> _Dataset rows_
%%
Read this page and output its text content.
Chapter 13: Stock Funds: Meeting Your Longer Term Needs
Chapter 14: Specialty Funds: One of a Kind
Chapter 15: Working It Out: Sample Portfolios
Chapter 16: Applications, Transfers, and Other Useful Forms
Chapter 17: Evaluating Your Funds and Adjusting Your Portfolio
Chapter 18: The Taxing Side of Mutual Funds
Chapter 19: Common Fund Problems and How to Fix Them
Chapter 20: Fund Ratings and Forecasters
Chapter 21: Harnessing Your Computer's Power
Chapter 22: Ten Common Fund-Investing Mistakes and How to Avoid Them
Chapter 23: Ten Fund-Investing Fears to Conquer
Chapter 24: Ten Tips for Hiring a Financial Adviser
%%
> _Problem to work on_
Return all the data exactly as given.

> _Solution to the problem_
Read this page and output its text content.
Chapter 13: Stock Funds: Meeting Your Longer Term Needs
Chapter 14: Specialty Funds: One of a Kind
Chapter 15: Working It Out: Sample Portfolios
Chapter 16: Applications, Transfers, and Other Useful Forms
Chapter 17: Evaluating Your Funds and Adjusting Your Portfolio
Chapter 18: The Taxing Side of Mutual Funds
Chapter 19: Common Fund Problems and How to Fix Them
Chapter 20: Fund Ratings and Forecasters
Chapter 21: Harnessing Your Computer's Power
Chapter 22: Ten Common Fund-Investing Mistakes and How to Avoid Them
Chapter 23: Ten Fund-Investing Fears to Conquer
Chapter 24: Ten Tips for Hiring a Financial Adviser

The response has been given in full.